▶ **Problem to work on**: Return only the number of lines that hold "Código".

▶ **Data for this task**:
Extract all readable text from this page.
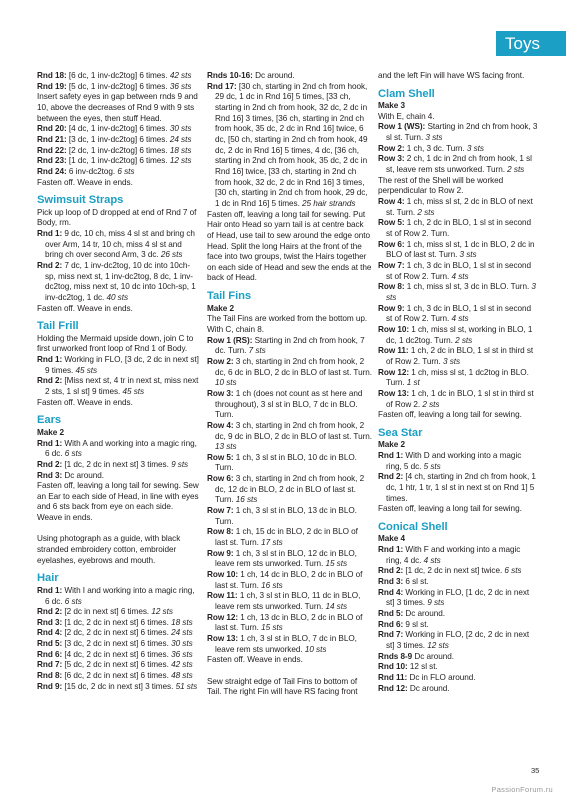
Toys

Rnd 18: [6 dc, 1 inv-dc2tog] 6 times. 42 sts

Rnd 19: [5 dc, 1 inv-dc2tog] 6 times. 36 sts

Insert safety eyes in gap between rnds 9 and 10, above the decreases of Rnd 9 with 9 sts between the eyes, then stuff Head.

Rnd 20: [4 dc, 1 inv-dc2tog] 6 times. 30 sts

Rnd 21: [3 dc, 1 inv-dc2tog] 6 times. 24 sts

Rnd 22: [2 dc, 1 inv-dc2tog] 6 times. 18 sts

Rnd 23: [1 dc, 1 inv-dc2tog] 6 times. 12 sts

Rnd 24: 6 inv-dc2tog. 6 sts

Fasten off. Weave in ends.

Swimsuit Straps

Pick up loop of D dropped at end of Rnd 7 of Body, rm.

Rnd 1: 9 dc, 10 ch, miss 4 sl st and bring ch over Arm, 14 tr, 10 ch, miss 4 sl st and bring ch over second Arm, 3 dc. 26 sts

Rnd 2: 7 dc, 1 inv-dc2tog, 10 dc into 10ch-sp, miss next st, 1 inv-dc2tog, 8 dc, 1 inv-dc2tog, miss next st, 10 dc into 10ch-sp, 1 inv-dc2tog, 1 dc. 40 sts

Fasten off. Weave in ends.

Tail Frill

Holding the Mermaid upside down, join C to first unworked front loop of Rnd 1 of Body.

Rnd 1: Working in FLO, [3 dc, 2 dc in next st] 9 times. 45 sts

Rnd 2: [Miss next st, 4 tr in next st, miss next 2 sts, 1 sl st] 9 times. 45 sts

Fasten off. Weave in ends.

Ears

Make 2

Rnd 1: With A and working into a magic ring, 6 dc. 6 sts

Rnd 2: [1 dc, 2 dc in next st] 3 times. 9 sts

Rnd 3: Dc around.

Fasten off, leaving a long tail for sewing. Sew an Ear to each side of Head, in line with eyes and 6 sts back from eye on each side. Weave in ends.

Using photograph as a guide, with black stranded embroidery cotton, embroider eyelashes, eyebrows and mouth.

Hair

Rnd 1: With I and working into a magic ring, 6 dc. 6 sts

Rnd 2: [2 dc in next st] 6 times. 12 sts

Rnd 3: [1 dc, 2 dc in next st] 6 times. 18 sts

Rnd 4: [2 dc, 2 dc in next st] 6 times. 24 sts

Rnd 5: [3 dc, 2 dc in next st] 6 times. 30 sts

Rnd 6: [4 dc, 2 dc in next st] 6 times. 36 sts

Rnd 7: [5 dc, 2 dc in next st] 6 times. 42 sts

Rnd 8: [6 dc, 2 dc in next st] 6 times. 48 sts

Rnd 9: [15 dc, 2 dc in next st] 3 times. 51 sts

Rnds 10-16: Dc around.

Rnd 17: [30 ch, starting in 2nd ch from hook, 29 dc, 1 dc in Rnd 16] 5 times, [33 ch, starting in 2nd ch from hook, 32 dc, 2 dc in Rnd 16] 3 times, [36 ch, starting in 2nd ch from hook, 35 dc, 2 dc in Rnd 16] twice, 6 dc, [50 ch, starting in 2nd ch from hook, 49 dc, 2 dc in Rnd 16] 5 times, 4 dc, [36 ch, starting in 2nd ch from hook, 35 dc, 2 dc in Rnd 16] twice, [33 ch, starting in 2nd ch from hook, 32 dc, 2 dc in Rnd 16] 3 times, [30 ch, starting in 2nd ch from hook, 29 dc, 1 dc in Rnd 16] 5 times. 25 hair strands

Fasten off, leaving a long tail for sewing. Put Hair onto Head so yarn tail is at centre back of Head, use tail to sew around the edge onto Head. Split the long Hairs at the front of the face into two groups, twist the Hairs together on each side of Head and sew the ends at the back of Head.

Tail Fins

Make 2

The Tail Fins are worked from the bottom up. With C, chain 8.

Row 1 (RS): Starting in 2nd ch from hook, 7 dc. Turn. 7 sts

Row 2: 3 ch, starting in 2nd ch from hook, 2 dc, 6 dc in BLO, 2 dc in BLO of last st. Turn. 10 sts

Row 3: 1 ch (does not count as st here and throughout), 3 sl st in BLO, 7 dc in BLO. Turn.

Row 4: 3 ch, starting in 2nd ch from hook, 2 dc, 9 dc in BLO, 2 dc in BLO of last st. Turn. 13 sts

Row 5: 1 ch, 3 sl st in BLO, 10 dc in BLO. Turn.

Row 6: 3 ch, starting in 2nd ch from hook, 2 dc, 12 dc in BLO, 2 dc in BLO of last st. Turn. 16 sts

Row 7: 1 ch, 3 sl st in BLO, 13 dc in BLO. Turn.

Row 8: 1 ch, 15 dc in BLO, 2 dc in BLO of last st. Turn. 17 sts

Row 9: 1 ch, 3 sl st in BLO, 12 dc in BLO, leave rem sts unworked. Turn. 15 sts

Row 10: 1 ch, 14 dc in BLO, 2 dc in BLO of last st. Turn. 16 sts

Row 11: 1 ch, 3 sl st in BLO, 11 dc in BLO, leave rem sts unworked. Turn. 14 sts

Row 12: 1 ch, 13 dc in BLO, 2 dc in BLO of last st. Turn. 15 sts

Row 13: 1 ch, 3 sl st in BLO, 7 dc in BLO, leave rem sts unworked. 10 sts

Fasten off. Weave in ends.

Sew straight edge of Tail Fins to bottom of Tail. The right Fin will have RS facing front

and the left Fin will have WS facing front.

Clam Shell

Make 3

With E, chain 4.

Row 1 (WS): Starting in 2nd ch from hook, 3 sl st. Turn. 3 sts

Row 2: 1 ch, 3 dc. Turn. 3 sts

Row 3: 2 ch, 1 dc in 2nd ch from hook, 1 sl st, leave rem sts unworked. Turn. 2 sts

The rest of the Shell will be worked perpendicular to Row 2.

Row 4: 1 ch, miss sl st, 2 dc in BLO of next st. Turn. 2 sts

Row 5: 1 ch, 2 dc in BLO, 1 sl st in second st of Row 2. Turn.

Row 6: 1 ch, miss sl st, 1 dc in BLO, 2 dc in BLO of last st. Turn. 3 sts

Row 7: 1 ch, 3 dc in BLO, 1 sl st in second st of Row 2. Turn. 4 sts

Row 8: 1 ch, miss sl st, 3 dc in BLO. Turn. 3 sts

Row 9: 1 ch, 3 dc in BLO, 1 sl st in second st of Row 2. Turn. 4 sts

Row 10: 1 ch, miss sl st, working in BLO, 1 dc, 1 dc2tog. Turn. 2 sts

Row 11: 1 ch, 2 dc in BLO, 1 sl st in third st of Row 2. Turn. 3 sts

Row 12: 1 ch, miss sl st, 1 dc2tog in BLO. Turn. 1 st

Row 13: 1 ch, 1 dc in BLO, 1 sl st in third st of Row 2. 2 sts

Fasten off, leaving a long tail for sewing.

Sea Star

Make 2

Rnd 1: With D and working into a magic ring, 5 dc. 5 sts

Rnd 2: [4 ch, starting in 2nd ch from hook, 1 dc, 1 htr, 1 tr, 1 sl st in next st on Rnd 1] 5 times.

Fasten off, leaving a long tail for sewing.

Conical Shell

Make 4

Rnd 1: With F and working into a magic ring, 4 dc. 4 sts

Rnd 2: [1 dc, 2 dc in next st] twice. 6 sts

Rnd 3: 6 sl st.

Rnd 4: Working in FLO, [1 dc, 2 dc in next st] 3 times. 9 sts

Rnd 5: Dc around.

Rnd 6: 9 sl st.

Rnd 7: Working in FLO, [2 dc, 2 dc in next st] 3 times. 12 sts

Rnds 8-9 Dc around.

Rnd 10: 12 sl st.

Rnd 11: Dc in FLO around.

Rnd 12: Dc around.

35
PassionForum.ru
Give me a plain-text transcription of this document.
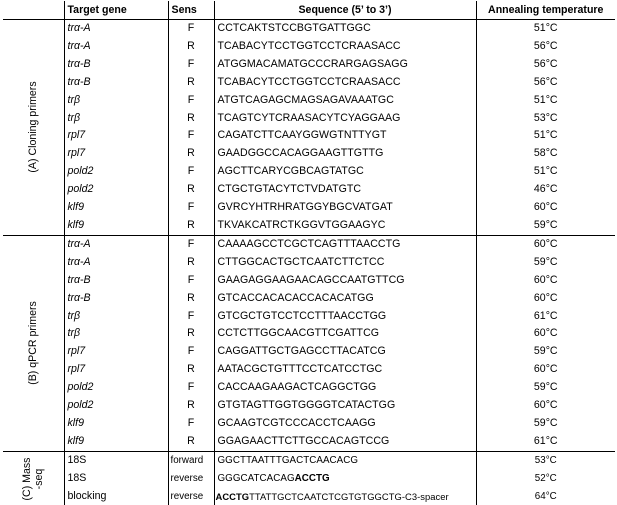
	Target gene	Sens	Sequence (5’ to 3’)	Annealing temperature

(A) Cloning primers	trα-A	F	CCTCAKTSTCCBGTGATTGGC	51°C
	trα-A	R	TCABACYTCCTGGTCCTCRAASACC	56°C
	trα-B	F	ATGGMACAMATGCCCRARGAGSAGG	56°C
	trα-B	R	TCABACYTCCTGGTCCTCRAASACC	56°C
	trβ	F	ATGTCAGAGCMAGSAGAVAAATGC	51°C
	trβ	R	TCAGTCYTCRAASACYTCYAGGAAG	53°C
	rpl7	F	CAGATCTTCAAYGGWGTNTTYGT	51°C
	rpl7	R	GAADGGCCACAGGAAGTTGTTG	58°C
	pold2	F	AGCTTCARYCGBCAGTATGC	51°C
	pold2	R	CTGCTGTACYTCTVDATGTC	46°C
	klf9	F	GVRCYHTRHRATGGYBGCVATGAT	60°C
	klf9	R	TKVAKCATRCTKGGVTGGAAGYC	59°C

(B) qPCR primers	trα-A	F	CAAAAGCCTCGCTCAGTTTAACCTG	60°C
	trα-A	R	CTTGGCACTGCTCAATCTTCTCC	59°C
	trα-B	F	GAAGAGGAAGAACAGCCAATGTTCG	60°C
	trα-B	R	GTCACCACACACCACACATGG	60°C
	trβ	F	GTCGCTGTCCTCCTTTAACCTGG	61°C
	trβ	R	CCTCTTGGCAACGTTCGATTCG	60°C
	rpl7	F	CAGGATTGCTGAGCCTTACATCG	59°C
	rpl7	R	AATACGCTGTTTCCTCATCCTGC	60°C
	pold2	F	CACCAAGAAGACTCAGGCTGG	59°C
	pold2	R	GTGTAGTTGGTGGGGTCATACTGG	60°C
	klf9	F	GCAAGTCGTCCCACCTCAAGG	59°C
	klf9	R	GGAGAACTTCTTGCCACAGTCCG	61°C

(C) Mass -seq	18S	forward	GGCTTAATTTGACTCAACACG	53°C
	18S	reverse	GGGCATCACAGACCTG	52°C
	blocking	reverse	ACCTGTTATTGCTCAATCTCGTGTGGCTG-C3-spacer	64°C
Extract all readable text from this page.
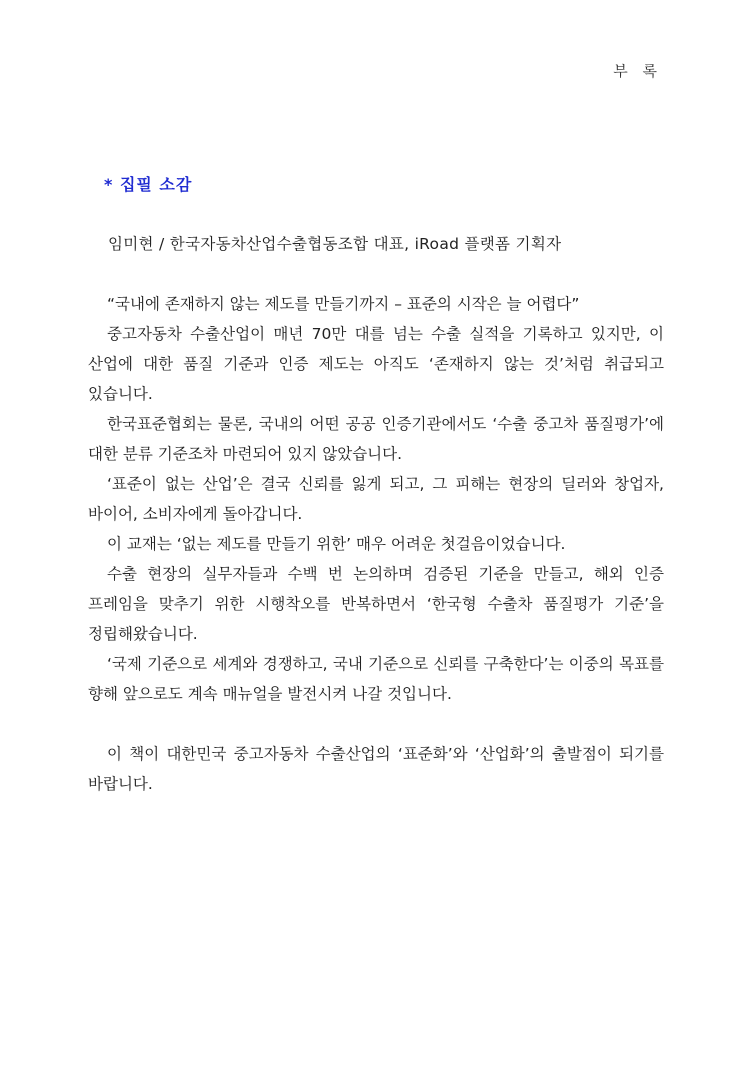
부 록
* 집필 소감
임미현 / 한국자동차산업수출협동조합 대표, iRoad 플랫폼 기획자

“국내에 존재하지 않는 제도를 만들기까지 – 표준의 시작은 늘 어렵다”

중고자동차 수출산업이 매년 70만 대를 넘는 수출 실적을 기록하고 있지만, 이 산업에 대한 품질 기준과 인증 제도는 아직도 ‘존재하지 않는 것’처럼 취급되고 있습니다.

한국표준협회는 물론, 국내의 어떤 공공 인증기관에서도 ‘수출 중고차 품질평가’에 대한 분류 기준조차 마련되어 있지 않았습니다.

‘표준이 없는 산업’은 결국 신뢰를 잃게 되고, 그 피해는 현장의 딜러와 창업자, 바이어, 소비자에게 돌아갑니다.

이 교재는 ‘없는 제도를 만들기 위한’ 매우 어려운 첫걸음이었습니다.

수출 현장의 실무자들과 수백 번 논의하며 검증된 기준을 만들고, 해외 인증 프레임을 맞추기 위한 시행착오를 반복하면서 ‘한국형 수출차 품질평가 기준’을 정립해왔습니다.

‘국제 기준으로 세계와 경쟁하고, 국내 기준으로 신뢰를 구축한다’는 이중의 목표를 향해 앞으로도 계속 매뉴얼을 발전시켜 나갈 것입니다.

이 책이 대한민국 중고자동차 수출산업의 ‘표준화’와 ‘산업화’의 출발점이 되기를 바랍니다.
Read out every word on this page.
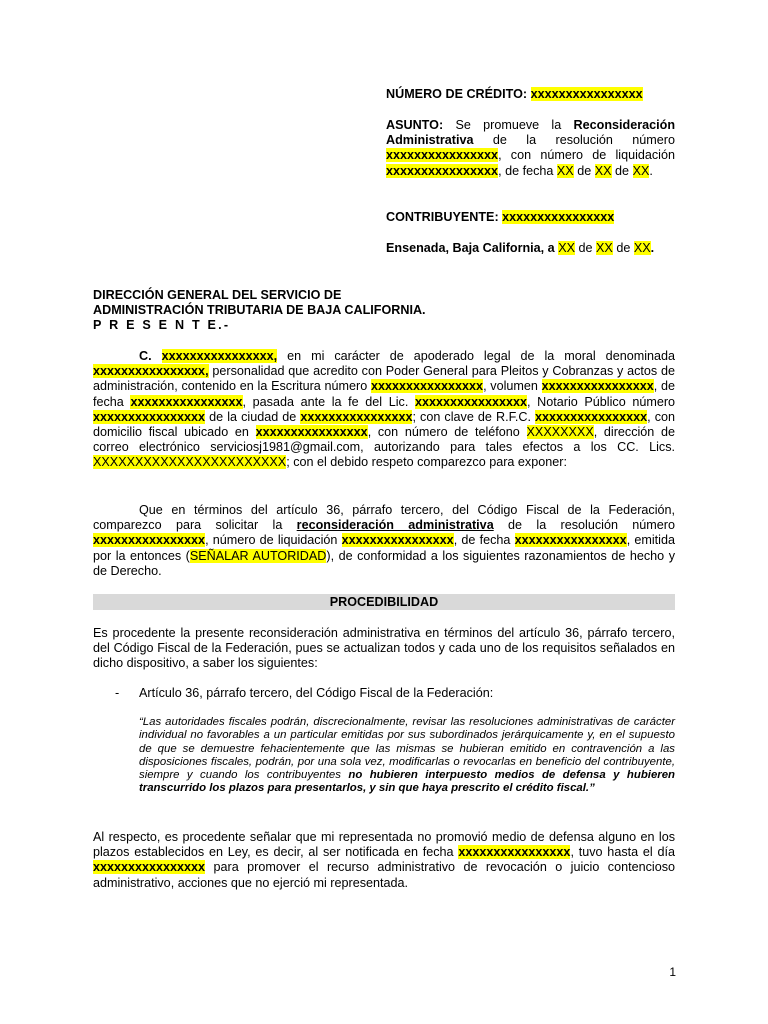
NÚMERO DE CRÉDITO: xxxxxxxxxxxxxxxx
ASUNTO: Se promueve la Reconsideración Administrativa de la resolución número xxxxxxxxxxxxxxxx, con número de liquidación xxxxxxxxxxxxxxxx, de fecha XX de XX de XX.
CONTRIBUYENTE: xxxxxxxxxxxxxxxx
Ensenada, Baja California, a XX de XX de XX.
DIRECCIÓN GENERAL DEL SERVICIO DE
ADMINISTRACIÓN TRIBUTARIA DE BAJA CALIFORNIA.
P R E S E N T E.-
C. xxxxxxxxxxxxxxxx, en mi carácter de apoderado legal de la moral denominada xxxxxxxxxxxxxxxx, personalidad que acredito con Poder General para Pleitos y Cobranzas y actos de administración, contenido en la Escritura número xxxxxxxxxxxxxxxx, volumen xxxxxxxxxxxxxxxx, de fecha xxxxxxxxxxxxxxxx, pasada ante la fe del Lic. xxxxxxxxxxxxxxxx, Notario Público número xxxxxxxxxxxxxxxx de la ciudad de xxxxxxxxxxxxxxxx; con clave de R.F.C. xxxxxxxxxxxxxxxx, con domicilio fiscal ubicado en xxxxxxxxxxxxxxxx, con número de teléfono XXXXXXXX, dirección de correo electrónico serviciosj1981@gmail.com, autorizando para tales efectos a los CC. Lics. XXXXXXXXXXXXXXXXXXXXXXX; con el debido respeto comparezco para exponer:
Que en términos del artículo 36, párrafo tercero, del Código Fiscal de la Federación, comparezco para solicitar la reconsideración administrativa de la resolución número xxxxxxxxxxxxxxxx, número de liquidación xxxxxxxxxxxxxxxx, de fecha xxxxxxxxxxxxxxxx, emitida por la entonces (SEÑALAR AUTORIDAD), de conformidad a los siguientes razonamientos de hecho y de Derecho.
PROCEDIBILIDAD
Es procedente la presente reconsideración administrativa en términos del artículo 36, párrafo tercero, del Código Fiscal de la Federación, pues se actualizan todos y cada uno de los requisitos señalados en dicho dispositivo, a saber los siguientes:
-	Artículo 36, párrafo tercero, del Código Fiscal de la Federación:
“Las autoridades fiscales podrán, discrecionalmente, revisar las resoluciones administrativas de carácter individual no favorables a un particular emitidas por sus subordinados jerárquicamente y, en el supuesto de que se demuestre fehacientemente que las mismas se hubieran emitido en contravención a las disposiciones fiscales, podrán, por una sola vez, modificarlas o revocarlas en beneficio del contribuyente, siempre y cuando los contribuyentes no hubieren interpuesto medios de defensa y hubieren transcurrido los plazos para presentarlos, y sin que haya prescrito el crédito fiscal.”
Al respecto, es procedente señalar que mi representada no promovió medio de defensa alguno en los plazos establecidos en Ley, es decir, al ser notificada en fecha xxxxxxxxxxxxxxxx, tuvo hasta el día xxxxxxxxxxxxxxxx para promover el recurso administrativo de revocación o juicio contencioso administrativo, acciones que no ejerció mi representada.
1
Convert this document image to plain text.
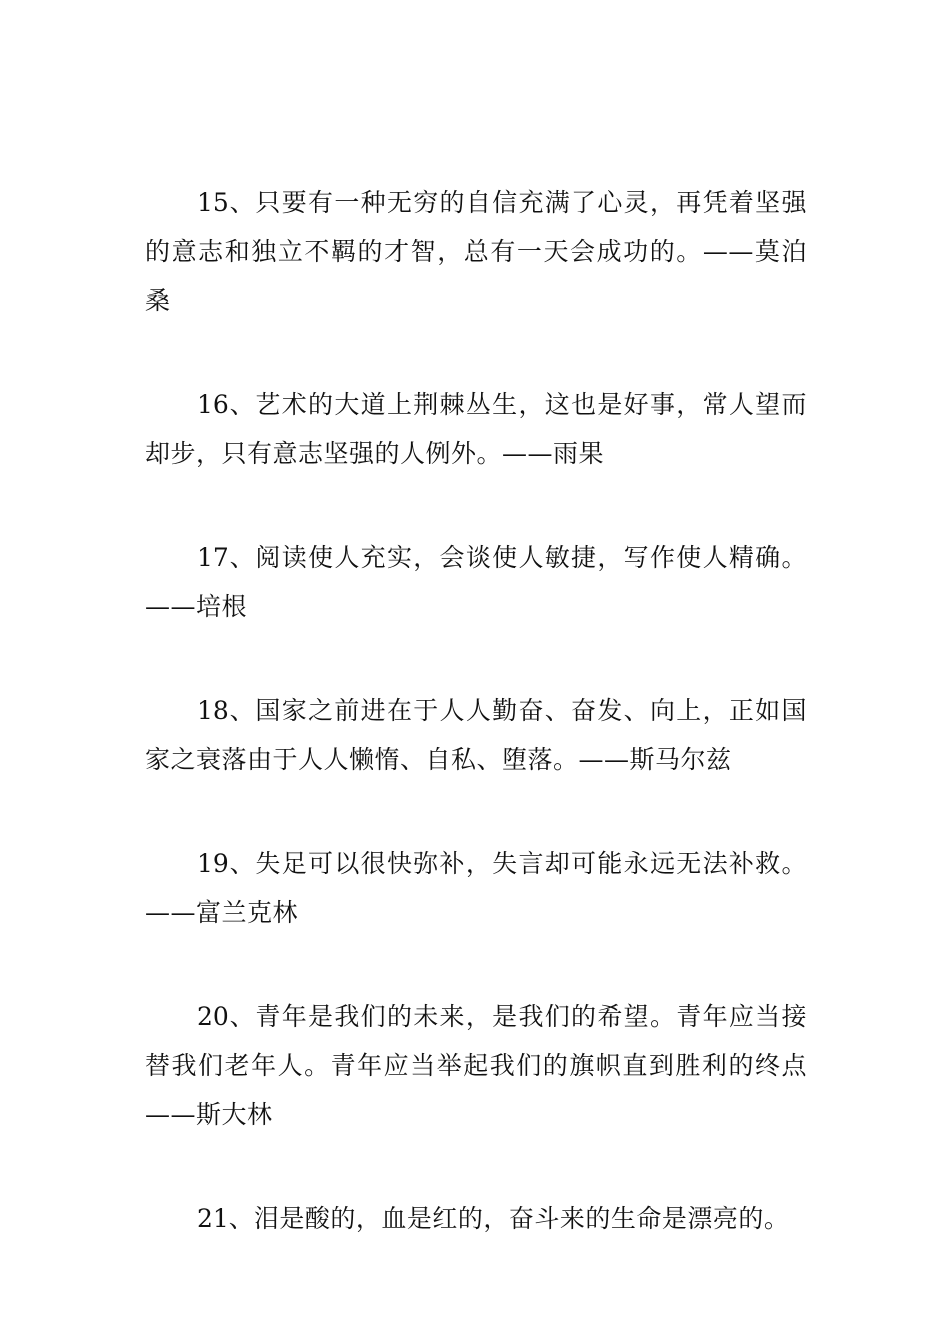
15、只要有一种无穷的自信充满了心灵，再凭着坚强的意志和独立不羁的才智，总有一天会成功的。——莫泊桑

16、艺术的大道上荆棘丛生，这也是好事，常人望而却步，只有意志坚强的人例外。——雨果

17、阅读使人充实，会谈使人敏捷，写作使人精确。——培根

18、国家之前进在于人人勤奋、奋发、向上，正如国家之衰落由于人人懒惰、自私、堕落。——斯马尔兹

19、失足可以很快弥补，失言却可能永远无法补救。——富兰克林

20、青年是我们的未来，是我们的希望。青年应当接替我们老年人。青年应当举起我们的旗帜直到胜利的终点——斯大林

21、泪是酸的，血是红的，奋斗来的生命是漂亮的。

▶ **Task response**: 3